Extract each line from the entries below that has the string "المركز" in it.

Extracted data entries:
────────────────────────────────────────

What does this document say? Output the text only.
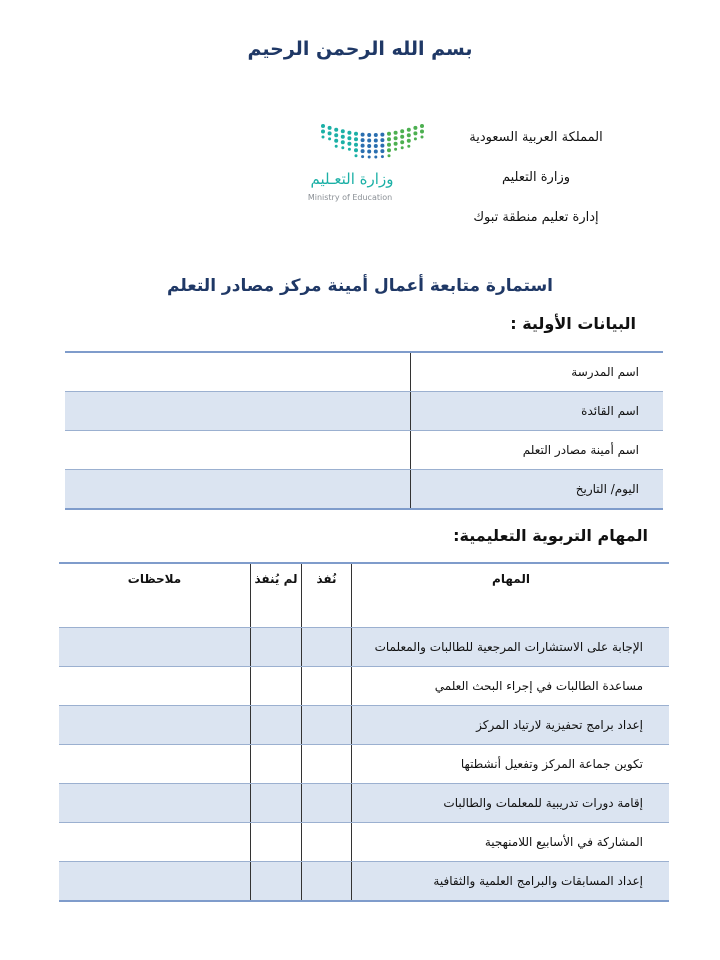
بسم الله الرحمن الرحيم
المملكة العربية السعودية
وزارة التعليم
إدارة تعليم منطقة تبوك
وزارة التعـليم
Ministry of Education
استمارة متابعة أعمال أمينة مركز مصادر التعلم
البيانات الأولية :
اسم المدرسة	
اسم القائدة	
اسم أمينة مصادر التعلم	
اليوم/ التاريخ	
المهام التربوية التعليمية:
المهام	نُفذ	لم يُنفذ	ملاحظات
الإجابة على الاستشارات المرجعية للطالبات والمعلمات			
مساعدة الطالبات في إجراء البحث العلمي			
إعداد برامج تحفيزية لارتياد المركز			
تكوين جماعة المركز وتفعيل أنشطتها			
إقامة دورات تدريبية للمعلمات والطالبات			
المشاركة في الأسابيع اللامنهجية			
إعداد المسابقات والبرامج العلمية والثقافية			
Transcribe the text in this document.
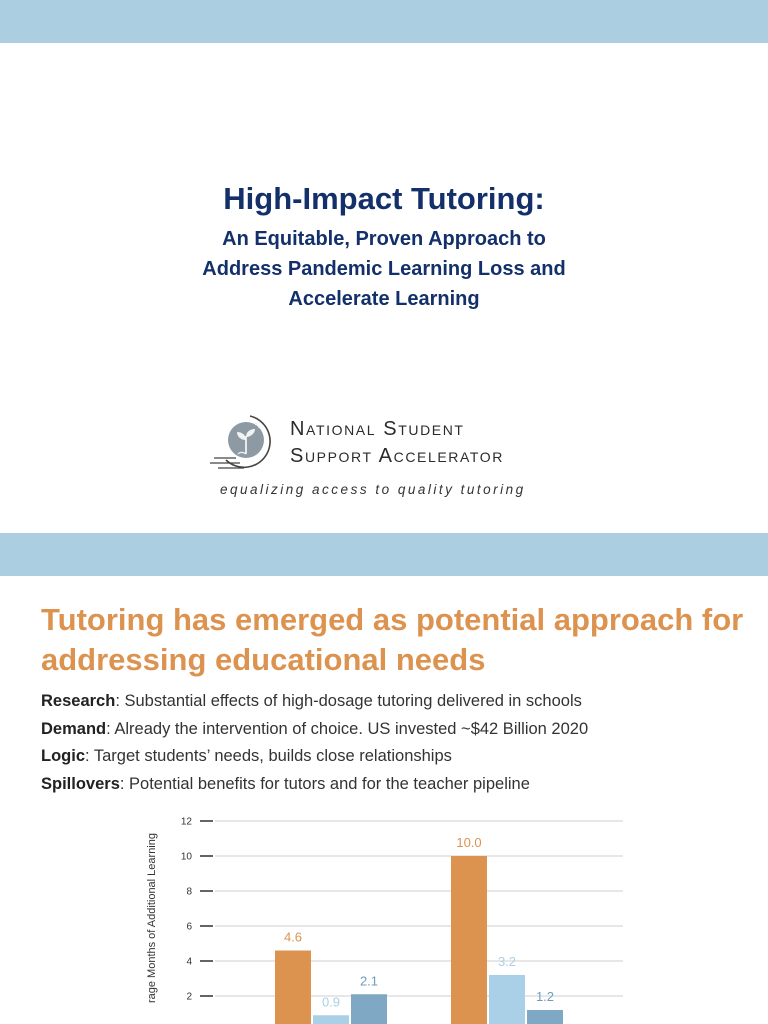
High-Impact Tutoring:
An Equitable, Proven Approach to
Address Pandemic Learning Loss and
Accelerate Learning
National Student
Support Accelerator
equalizing access to quality tutoring
Tutoring has emerged as potential approach for addressing educational needs
Research: Substantial effects of high-dosage tutoring delivered in schools
Demand: Already the intervention of choice. US invested ~$42 Billion 2020
Logic: Target students’ needs, builds close relationships
Spillovers: Potential benefits for tutors and for the teacher pipeline
rage Months of Additional Learning	2
4
6
8
10
12
4.6
0.9
2.1
10.0
3.2
1.2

────────────────────────────────────────

(Solution to this exercise)
إعداد برامج تحفيزية لارتياد المركز			
تكوين جماعة المركز وتفعيل أنشطتها			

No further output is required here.